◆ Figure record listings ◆
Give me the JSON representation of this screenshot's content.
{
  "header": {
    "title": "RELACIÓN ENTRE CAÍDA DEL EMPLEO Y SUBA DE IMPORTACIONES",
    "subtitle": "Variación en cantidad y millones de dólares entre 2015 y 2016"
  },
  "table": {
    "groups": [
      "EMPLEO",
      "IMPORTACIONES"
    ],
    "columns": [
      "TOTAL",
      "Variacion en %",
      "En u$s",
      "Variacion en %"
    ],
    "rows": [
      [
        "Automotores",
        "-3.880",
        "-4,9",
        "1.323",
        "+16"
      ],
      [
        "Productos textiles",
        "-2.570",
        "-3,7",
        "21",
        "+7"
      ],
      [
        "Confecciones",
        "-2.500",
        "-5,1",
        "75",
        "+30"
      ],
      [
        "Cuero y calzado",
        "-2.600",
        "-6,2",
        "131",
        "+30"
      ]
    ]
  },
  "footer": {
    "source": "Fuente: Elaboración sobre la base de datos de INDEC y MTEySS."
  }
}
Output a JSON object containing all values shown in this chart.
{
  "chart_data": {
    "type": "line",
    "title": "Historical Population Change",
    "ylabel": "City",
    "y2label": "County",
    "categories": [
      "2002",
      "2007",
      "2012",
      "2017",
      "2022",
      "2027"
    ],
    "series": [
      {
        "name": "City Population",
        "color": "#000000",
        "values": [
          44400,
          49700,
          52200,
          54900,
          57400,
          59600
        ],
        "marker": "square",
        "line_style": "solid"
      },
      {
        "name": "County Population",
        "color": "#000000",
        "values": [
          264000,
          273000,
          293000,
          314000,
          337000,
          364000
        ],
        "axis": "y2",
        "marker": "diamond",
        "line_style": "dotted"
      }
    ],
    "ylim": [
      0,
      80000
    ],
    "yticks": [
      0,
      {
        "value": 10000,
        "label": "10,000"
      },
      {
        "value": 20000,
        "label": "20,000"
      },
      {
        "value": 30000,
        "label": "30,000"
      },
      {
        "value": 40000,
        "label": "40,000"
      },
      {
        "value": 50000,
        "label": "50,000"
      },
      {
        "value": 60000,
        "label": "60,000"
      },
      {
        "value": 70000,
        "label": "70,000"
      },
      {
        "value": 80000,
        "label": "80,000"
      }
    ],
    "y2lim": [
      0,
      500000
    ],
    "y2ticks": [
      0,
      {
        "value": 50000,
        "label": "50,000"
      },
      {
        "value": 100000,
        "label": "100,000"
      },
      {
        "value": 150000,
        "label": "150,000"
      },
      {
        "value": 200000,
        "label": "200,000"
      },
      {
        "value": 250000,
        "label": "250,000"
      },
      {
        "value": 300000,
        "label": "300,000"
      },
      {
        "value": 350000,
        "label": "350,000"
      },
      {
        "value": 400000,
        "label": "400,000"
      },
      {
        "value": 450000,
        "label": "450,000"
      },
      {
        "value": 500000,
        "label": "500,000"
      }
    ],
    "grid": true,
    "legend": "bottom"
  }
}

◆ TASK OBJECTIVE ◆
Would you reproduce the material above in full, exactly as given?

◆ TASK RESULT ◆
Give me the JSON representation of this screenshot's content.
{
  "header": {
    "title": "RELACIÓN ENTRE CAÍDA DEL EMPLEO Y SUBA DE IMPORTACIONES",
    "subtitle": "Variación en cantidad y millones de dólares entre 2015 y 2016"
  },
  "table": {
    "groups": [
      "EMPLEO",
      "IMPORTACIONES"
    ],
    "columns": [
      "TOTAL",
      "Variacion en %",
      "En u$s",
      "Variacion en %"
    ],
    "rows": [
      [
        "Automotores",
        "-3.880",
        "-4,9",
        "1.323",
        "+16"
      ],
      [
        "Productos textiles",
        "-2.570",
        "-3,7",
        "21",
        "+7"
      ],
      [
        "Confecciones",
        "-2.500",
        "-5,1",
        "75",
        "+30"
      ],
      [
        "Cuero y calzado",
        "-2.600",
        "-6,2",
        "131",
        "+30"
      ]
    ]
  },
  "footer": {
    "source": "Fuente: Elaboración sobre la base de datos de INDEC y MTEySS."
  }
}
Output a JSON object containing all values shown in this chart.
{
  "chart_data": {
    "type": "line",
    "title": "Historical Population Change",
    "ylabel": "City",
    "y2label": "County",
    "categories": [
      "2002",
      "2007",
      "2012",
      "2017",
      "2022",
      "2027"
    ],
    "series": [
      {
        "name": "City Population",
        "color": "#000000",
        "values": [
          44400,
          49700,
          52200,
          54900,
          57400,
          59600
        ],
        "marker": "square",
        "line_style": "solid"
      },
      {
        "name": "County Population",
        "color": "#000000",
        "values": [
          264000,
          273000,
          293000,
          314000,
          337000,
          364000
        ],
        "axis": "y2",
        "marker": "diamond",
        "line_style": "dotted"
      }
    ],
    "ylim": [
      0,
      80000
    ],
    "yticks": [
      0,
      {
        "value": 10000,
        "label": "10,000"
      },
      {
        "value": 20000,
        "label": "20,000"
      },
      {
        "value": 30000,
        "label": "30,000"
      },
      {
        "value": 40000,
        "label": "40,000"
      },
      {
        "value": 50000,
        "label": "50,000"
      },
      {
        "value": 60000,
        "label": "60,000"
      },
      {
        "value": 70000,
        "label": "70,000"
      },
      {
        "value": 80000,
        "label": "80,000"
      }
    ],
    "y2lim": [
      0,
      500000
    ],
    "y2ticks": [
      0,
      {
        "value": 50000,
        "label": "50,000"
      },
      {
        "value": 100000,
        "label": "100,000"
      },
      {
        "value": 150000,
        "label": "150,000"
      },
      {
        "value": 200000,
        "label": "200,000"
      },
      {
        "value": 250000,
        "label": "250,000"
      },
      {
        "value": 300000,
        "label": "300,000"
      },
      {
        "value": 350000,
        "label": "350,000"
      },
      {
        "value": 400000,
        "label": "400,000"
      },
      {
        "value": 450000,
        "label": "450,000"
      },
      {
        "value": 500000,
        "label": "500,000"
      }
    ],
    "grid": true,
    "legend": "bottom"
  }
}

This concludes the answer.